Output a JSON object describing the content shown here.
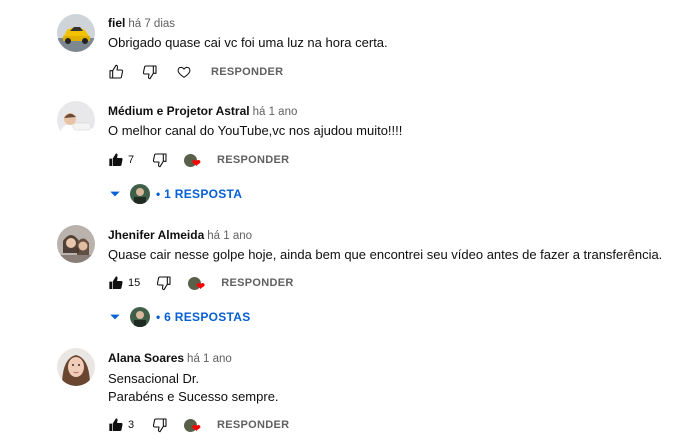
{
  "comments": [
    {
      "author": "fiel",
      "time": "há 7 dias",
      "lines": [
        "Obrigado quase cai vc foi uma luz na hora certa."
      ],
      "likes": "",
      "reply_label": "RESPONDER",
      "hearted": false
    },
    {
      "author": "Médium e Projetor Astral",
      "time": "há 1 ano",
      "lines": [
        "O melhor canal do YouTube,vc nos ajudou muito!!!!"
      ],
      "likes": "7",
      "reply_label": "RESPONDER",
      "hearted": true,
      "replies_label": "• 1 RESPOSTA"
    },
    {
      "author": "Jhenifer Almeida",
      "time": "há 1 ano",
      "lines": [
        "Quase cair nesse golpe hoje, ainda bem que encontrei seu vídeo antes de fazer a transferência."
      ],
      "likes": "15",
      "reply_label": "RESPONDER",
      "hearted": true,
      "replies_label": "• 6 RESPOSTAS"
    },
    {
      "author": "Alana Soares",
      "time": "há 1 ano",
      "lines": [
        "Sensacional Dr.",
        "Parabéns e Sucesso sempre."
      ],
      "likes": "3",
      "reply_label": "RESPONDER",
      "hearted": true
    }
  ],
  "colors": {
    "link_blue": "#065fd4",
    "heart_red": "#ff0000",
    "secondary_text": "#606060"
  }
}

> [Stated problem]:
The records are above. How many lines in them contain the word "hearted"? Give the number alone.

> [Response to the task]:
4